:: GOAL ::
Your answer is a single number: the count of lines that contain the string "xlabel".

── DATA EXCERPTS ──

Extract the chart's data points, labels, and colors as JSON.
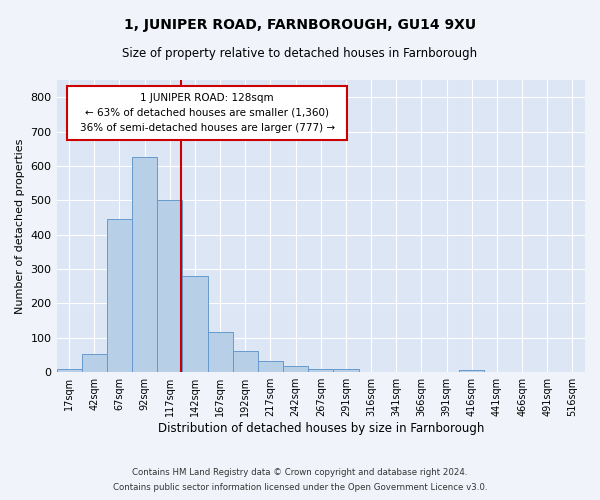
{
  "title1": "1, JUNIPER ROAD, FARNBOROUGH, GU14 9XU",
  "title2": "Size of property relative to detached houses in Farnborough",
  "xlabel": "Distribution of detached houses by size in Farnborough",
  "ylabel": "Number of detached properties",
  "bin_labels": [
    "17sqm",
    "42sqm",
    "67sqm",
    "92sqm",
    "117sqm",
    "142sqm",
    "167sqm",
    "192sqm",
    "217sqm",
    "242sqm",
    "267sqm",
    "291sqm",
    "316sqm",
    "341sqm",
    "366sqm",
    "391sqm",
    "416sqm",
    "441sqm",
    "466sqm",
    "491sqm",
    "516sqm"
  ],
  "bar_heights": [
    10,
    52,
    447,
    625,
    500,
    280,
    118,
    63,
    34,
    18,
    10,
    8,
    0,
    0,
    0,
    0,
    7,
    0,
    0,
    0,
    0
  ],
  "bar_color": "#b8cfe8",
  "bar_edge_color": "#6699cc",
  "vline_color": "#cc0000",
  "annotation_text": "1 JUNIPER ROAD: 128sqm\n← 63% of detached houses are smaller (1,360)\n36% of semi-detached houses are larger (777) →",
  "annotation_box_color": "#ffffff",
  "annotation_box_edge_color": "#cc0000",
  "ylim": [
    0,
    850
  ],
  "yticks": [
    0,
    100,
    200,
    300,
    400,
    500,
    600,
    700,
    800
  ],
  "plot_bg_color": "#dce6f5",
  "fig_bg_color": "#f0f4fa",
  "footer1": "Contains HM Land Registry data © Crown copyright and database right 2024.",
  "footer2": "Contains public sector information licensed under the Open Government Licence v3.0."
}
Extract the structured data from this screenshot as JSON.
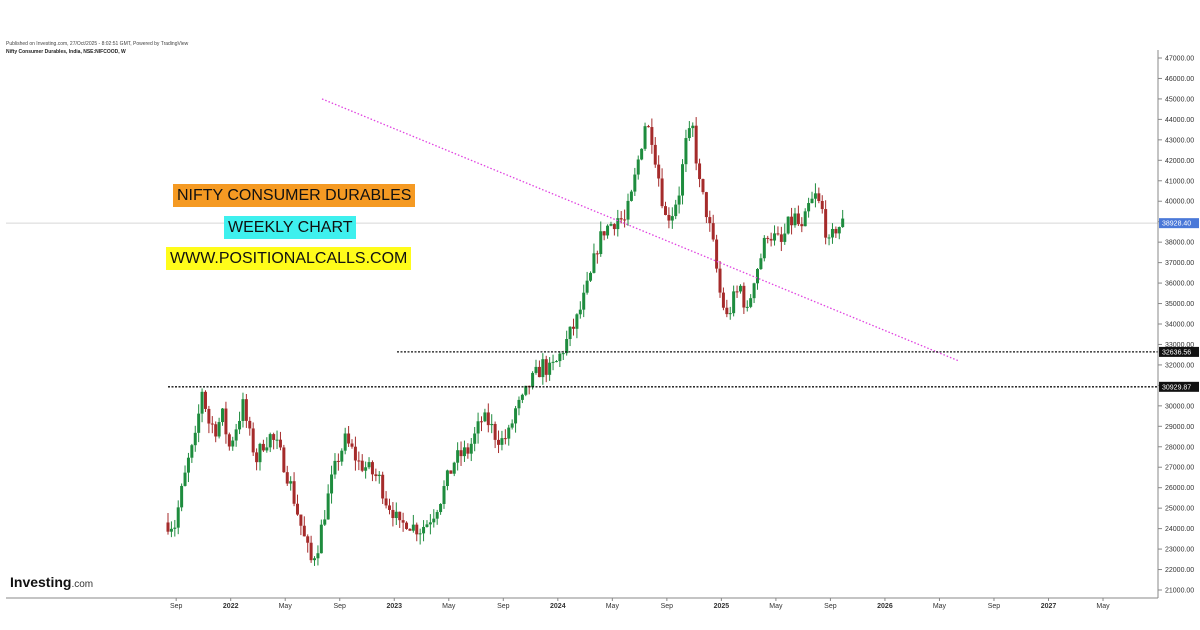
{
  "header": {
    "published": "Published on Investing.com, 27/Oct/2025 - 8:02:51 GMT, Powered by TradingView",
    "symbol": "Nifty Consumer Durables, India, NSE:NIFCOOD, W"
  },
  "annotations": {
    "title": "NIFTY CONSUMER DURABLES",
    "subtitle": "WEEKLY CHART",
    "website": "WWW.POSITIONALCALLS.COM"
  },
  "logo": {
    "name": "Investing",
    "suffix": ".com"
  },
  "colors": {
    "up": "#1e8c3e",
    "down": "#a52b2b",
    "trendline": "#e040e0",
    "support": "#111111",
    "last_price_tag": "#4a78d8",
    "level_tag": "#111111"
  },
  "chart_data": {
    "type": "candlestick",
    "timeframe": "Weekly",
    "y_axis": {
      "min": 21000,
      "max": 47000,
      "step": 1000,
      "position": "right"
    },
    "x_axis": {
      "tick_labels": [
        "Sep",
        "2022",
        "May",
        "Sep",
        "2023",
        "May",
        "Sep",
        "2024",
        "May",
        "Sep",
        "2025",
        "May",
        "Sep",
        "2026",
        "May",
        "Sep",
        "2027",
        "May"
      ]
    },
    "last_price": {
      "label": "38928.40",
      "value": 38928.4
    },
    "levels": [
      {
        "label": "32636.56",
        "value": 32636.56
      },
      {
        "label": "30929.87",
        "value": 30929.87
      }
    ],
    "trendline": {
      "from": {
        "month_index": 11.3,
        "value": 45000
      },
      "to": {
        "month_index": 58.0,
        "value": 32200
      }
    },
    "price_path": [
      [
        0.0,
        24300
      ],
      [
        0.5,
        24200
      ],
      [
        1.0,
        25800
      ],
      [
        1.5,
        27300
      ],
      [
        2.0,
        28300
      ],
      [
        2.5,
        30800
      ],
      [
        3.0,
        29200
      ],
      [
        3.5,
        28900
      ],
      [
        4.0,
        29500
      ],
      [
        4.5,
        28000
      ],
      [
        5.0,
        29000
      ],
      [
        5.5,
        30000
      ],
      [
        6.0,
        28500
      ],
      [
        6.5,
        27400
      ],
      [
        7.0,
        28200
      ],
      [
        7.5,
        28500
      ],
      [
        8.0,
        28000
      ],
      [
        8.5,
        27200
      ],
      [
        9.0,
        26100
      ],
      [
        9.5,
        24800
      ],
      [
        10.0,
        23500
      ],
      [
        10.5,
        22400
      ],
      [
        11.0,
        23200
      ],
      [
        11.5,
        24800
      ],
      [
        12.0,
        26300
      ],
      [
        12.5,
        27500
      ],
      [
        13.0,
        28300
      ],
      [
        13.5,
        27800
      ],
      [
        14.0,
        27200
      ],
      [
        14.5,
        27000
      ],
      [
        15.0,
        26700
      ],
      [
        15.5,
        26400
      ],
      [
        16.0,
        25400
      ],
      [
        16.5,
        24900
      ],
      [
        17.0,
        24000
      ],
      [
        17.5,
        24400
      ],
      [
        18.0,
        24100
      ],
      [
        18.5,
        24000
      ],
      [
        19.0,
        24300
      ],
      [
        19.5,
        24800
      ],
      [
        20.0,
        25500
      ],
      [
        20.5,
        26400
      ],
      [
        21.0,
        27300
      ],
      [
        21.5,
        27600
      ],
      [
        22.0,
        27800
      ],
      [
        22.5,
        28500
      ],
      [
        23.0,
        29300
      ],
      [
        23.5,
        29200
      ],
      [
        24.0,
        28600
      ],
      [
        24.5,
        28300
      ],
      [
        25.0,
        28600
      ],
      [
        25.5,
        29800
      ],
      [
        26.0,
        30200
      ],
      [
        26.5,
        31000
      ],
      [
        27.0,
        31500
      ],
      [
        27.5,
        32000
      ],
      [
        28.0,
        31700
      ],
      [
        28.5,
        32100
      ],
      [
        29.0,
        32800
      ],
      [
        29.5,
        33500
      ],
      [
        30.0,
        34200
      ],
      [
        30.5,
        35200
      ],
      [
        31.0,
        36300
      ],
      [
        31.5,
        37800
      ],
      [
        32.0,
        38600
      ],
      [
        32.5,
        38900
      ],
      [
        33.0,
        39200
      ],
      [
        33.5,
        39000
      ],
      [
        34.0,
        40200
      ],
      [
        34.5,
        42000
      ],
      [
        35.0,
        43800
      ],
      [
        35.5,
        43200
      ],
      [
        36.0,
        41200
      ],
      [
        36.5,
        39200
      ],
      [
        37.0,
        39500
      ],
      [
        37.5,
        40500
      ],
      [
        38.0,
        42800
      ],
      [
        38.5,
        43500
      ],
      [
        39.0,
        40800
      ],
      [
        39.5,
        39500
      ],
      [
        40.0,
        37800
      ],
      [
        40.5,
        35500
      ],
      [
        41.0,
        34300
      ],
      [
        41.5,
        35200
      ],
      [
        42.0,
        35800
      ],
      [
        42.5,
        34500
      ],
      [
        43.0,
        36300
      ],
      [
        43.5,
        37300
      ],
      [
        44.0,
        38500
      ],
      [
        44.5,
        38200
      ],
      [
        45.0,
        37900
      ],
      [
        45.5,
        38800
      ],
      [
        46.0,
        39200
      ],
      [
        46.5,
        38500
      ],
      [
        47.0,
        39700
      ],
      [
        47.5,
        40200
      ],
      [
        48.0,
        39500
      ],
      [
        48.5,
        37800
      ],
      [
        49.0,
        38700
      ],
      [
        49.5,
        38900
      ]
    ]
  }
}
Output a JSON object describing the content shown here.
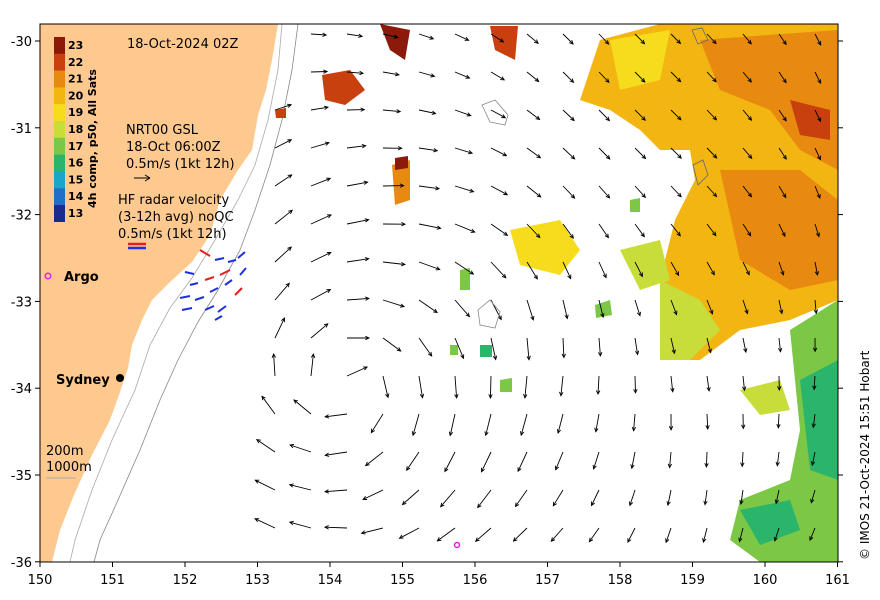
{
  "map": {
    "date_label": "18-Oct-2024 02Z",
    "gsl_label_1": "NRT00 GSL",
    "gsl_label_2": "18-Oct 06:00Z",
    "gsl_label_3": "0.5m/s (1kt 12h)",
    "hf_label_1": "HF radar velocity",
    "hf_label_2": "(3-12h avg) noQC",
    "hf_label_3": "0.5m/s (1kt 12h)",
    "colorbar_title": "4h comp, p50, All Sats",
    "colorbar_ticks": [
      "23",
      "22",
      "21",
      "20",
      "19",
      "18",
      "17",
      "16",
      "15",
      "14",
      "13"
    ],
    "colorbar_colors": [
      "#8b1a0a",
      "#c8400d",
      "#e88a10",
      "#f2b511",
      "#f6dc1d",
      "#c9dd3a",
      "#7cc745",
      "#2bb56b",
      "#1aa6c6",
      "#1f6fc8",
      "#1b2a8f"
    ],
    "argo_label": "Argo",
    "city_label": "Sydney",
    "isobath_label_1": "200m",
    "isobath_label_2": "1000m",
    "credit": "© IMOS 21-Oct-2024 15:51 Hobart",
    "x_ticks": [
      "150",
      "151",
      "152",
      "153",
      "154",
      "155",
      "156",
      "157",
      "158",
      "159",
      "160",
      "161"
    ],
    "y_ticks": [
      "-30",
      "-31",
      "-32",
      "-33",
      "-34",
      "-35",
      "-36"
    ],
    "colors": {
      "land": "#fdc98f",
      "hf_red": "#e3201b",
      "hf_blue": "#1e2fe0",
      "argo": "#e020e0"
    }
  }
}
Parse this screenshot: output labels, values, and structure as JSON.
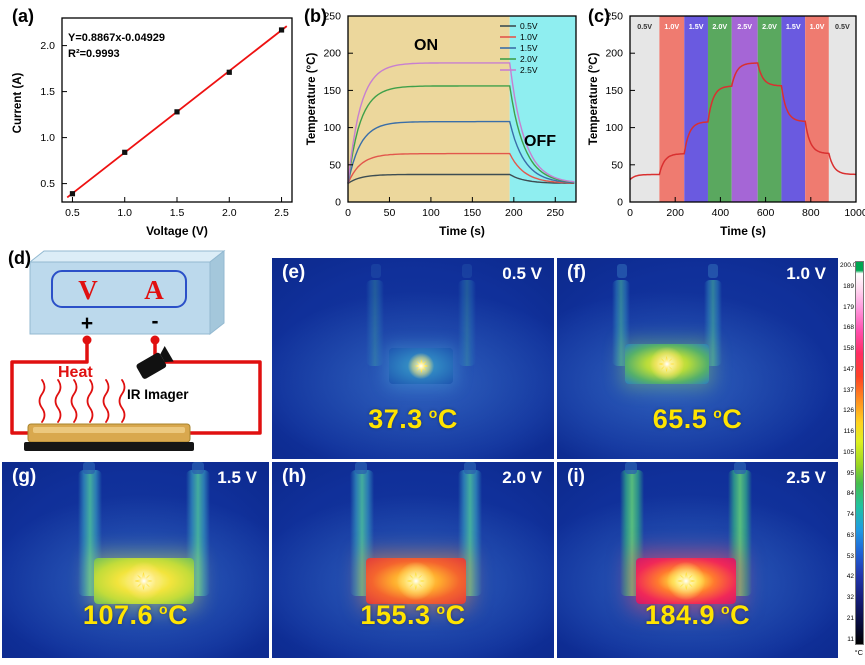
{
  "panel_letters": {
    "a": "(a)",
    "b": "(b)",
    "c": "(c)",
    "d": "(d)"
  },
  "panel_d": {
    "voltmeter": "V",
    "ammeter": "A",
    "plus": "+",
    "minus": "-",
    "heat": "Heat",
    "ir_imager": "IR Imager"
  },
  "thermal_common": {
    "deg": "o",
    "unit": "C"
  },
  "thermal_panels": [
    {
      "id": "e",
      "letter": "(e)",
      "voltage": "0.5 V",
      "temp": "37.3"
    },
    {
      "id": "f",
      "letter": "(f)",
      "voltage": "1.0 V",
      "temp": "65.5"
    },
    {
      "id": "g",
      "letter": "(g)",
      "voltage": "1.5 V",
      "temp": "107.6"
    },
    {
      "id": "h",
      "letter": "(h)",
      "voltage": "2.0 V",
      "temp": "155.3"
    },
    {
      "id": "i",
      "letter": "(i)",
      "voltage": "2.5 V",
      "temp": "184.9"
    }
  ],
  "colorbar": {
    "ticks": [
      "200.0",
      "189",
      "179",
      "168",
      "158",
      "147",
      "137",
      "126",
      "116",
      "105",
      "95",
      "84",
      "74",
      "63",
      "53",
      "42",
      "32",
      "21",
      "11"
    ],
    "unit": "°C"
  },
  "colors": {
    "thermal_background": "#10309a",
    "temperature_text": "#ffe400",
    "wire_red": "#e01010",
    "on_region": "#ecd79c",
    "off_region": "#8feef0"
  },
  "chart_data": [
    {
      "id": "a",
      "type": "scatter",
      "x": [
        0.5,
        1.0,
        1.5,
        2.0,
        2.5
      ],
      "y": [
        0.39,
        0.84,
        1.28,
        1.71,
        2.17
      ],
      "fit_slope": 0.8867,
      "fit_intercept": -0.04929,
      "fit_label": "Y=0.8867x-0.04929",
      "r2_label": "R²=0.9993",
      "xlabel": "Voltage (V)",
      "ylabel": "Current (A)",
      "xlim": [
        0.4,
        2.6
      ],
      "ylim": [
        0.3,
        2.3
      ],
      "xticks": [
        0.5,
        1.0,
        1.5,
        2.0,
        2.5
      ],
      "yticks": [
        0.5,
        1.0,
        1.5,
        2.0
      ],
      "line_color": "#ee1111",
      "marker_color": "#111111"
    },
    {
      "id": "b",
      "type": "line",
      "xlabel": "Time (s)",
      "ylabel": "Temperature (°C)",
      "xlim": [
        0,
        275
      ],
      "ylim": [
        0,
        250
      ],
      "xticks": [
        0,
        50,
        100,
        150,
        200,
        250
      ],
      "yticks": [
        0,
        50,
        100,
        150,
        200,
        250
      ],
      "ambient": 25,
      "tau_rise": 15,
      "tau_fall": 18,
      "on": {
        "label": "ON",
        "start": 0,
        "end": 195,
        "color": "#ecd79c"
      },
      "off": {
        "label": "OFF",
        "start": 195,
        "end": 275,
        "color": "#8feef0"
      },
      "series": [
        {
          "name": "0.5V",
          "plateau": 37,
          "color": "#3d4d52"
        },
        {
          "name": "1.0V",
          "plateau": 65,
          "color": "#e2574c"
        },
        {
          "name": "1.5V",
          "plateau": 108,
          "color": "#3a6ea8"
        },
        {
          "name": "2.0V",
          "plateau": 156,
          "color": "#3fa04a"
        },
        {
          "name": "2.5V",
          "plateau": 187,
          "color": "#c77fd0"
        }
      ]
    },
    {
      "id": "c",
      "type": "line",
      "xlabel": "Time (s)",
      "ylabel": "Temperature (°C)",
      "xlim": [
        0,
        1000
      ],
      "ylim": [
        0,
        250
      ],
      "xticks": [
        0,
        200,
        400,
        600,
        800,
        1000
      ],
      "yticks": [
        0,
        50,
        100,
        150,
        200,
        250
      ],
      "ambient": 30,
      "tau": 22,
      "line_color": "#d93030",
      "bands": [
        {
          "label": "0.5V",
          "start": 0,
          "end": 130,
          "color": "#e6e6e6",
          "text": "#333333",
          "target": 37
        },
        {
          "label": "1.0V",
          "start": 130,
          "end": 240,
          "color": "#ef7b70",
          "text": "#ffffff",
          "target": 65
        },
        {
          "label": "1.5V",
          "start": 240,
          "end": 345,
          "color": "#6a5ae0",
          "text": "#ffffff",
          "target": 108
        },
        {
          "label": "2.0V",
          "start": 345,
          "end": 450,
          "color": "#5aa85f",
          "text": "#ffffff",
          "target": 156
        },
        {
          "label": "2.5V",
          "start": 450,
          "end": 565,
          "color": "#a566d6",
          "text": "#ffffff",
          "target": 187
        },
        {
          "label": "2.0V",
          "start": 565,
          "end": 670,
          "color": "#5aa85f",
          "text": "#ffffff",
          "target": 156
        },
        {
          "label": "1.5V",
          "start": 670,
          "end": 775,
          "color": "#6a5ae0",
          "text": "#ffffff",
          "target": 108
        },
        {
          "label": "1.0V",
          "start": 775,
          "end": 880,
          "color": "#ef7b70",
          "text": "#ffffff",
          "target": 65
        },
        {
          "label": "0.5V",
          "start": 880,
          "end": 1000,
          "color": "#e6e6e6",
          "text": "#333333",
          "target": 37
        }
      ]
    }
  ]
}
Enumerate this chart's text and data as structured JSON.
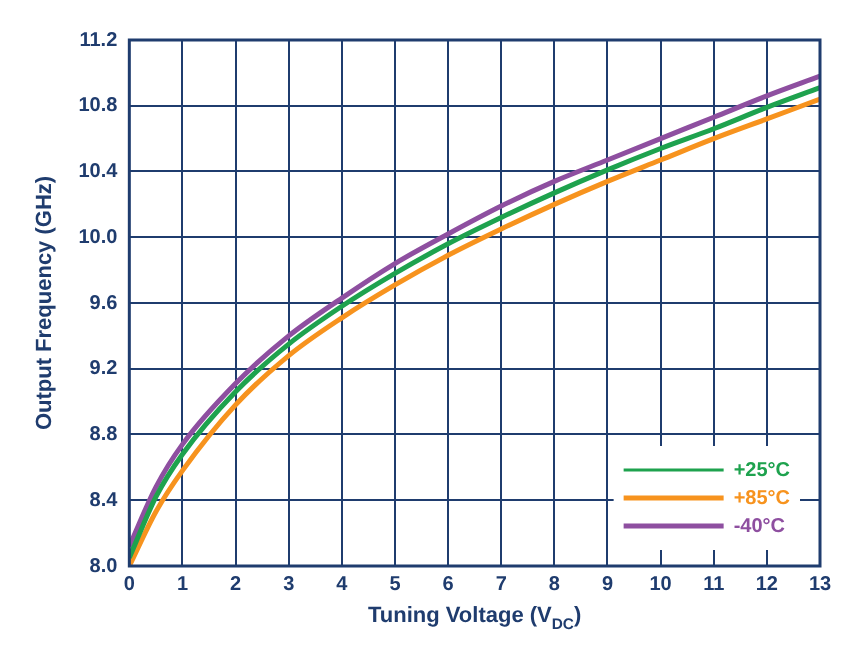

───

:: RESULT OF THIS EXERCISE ::
4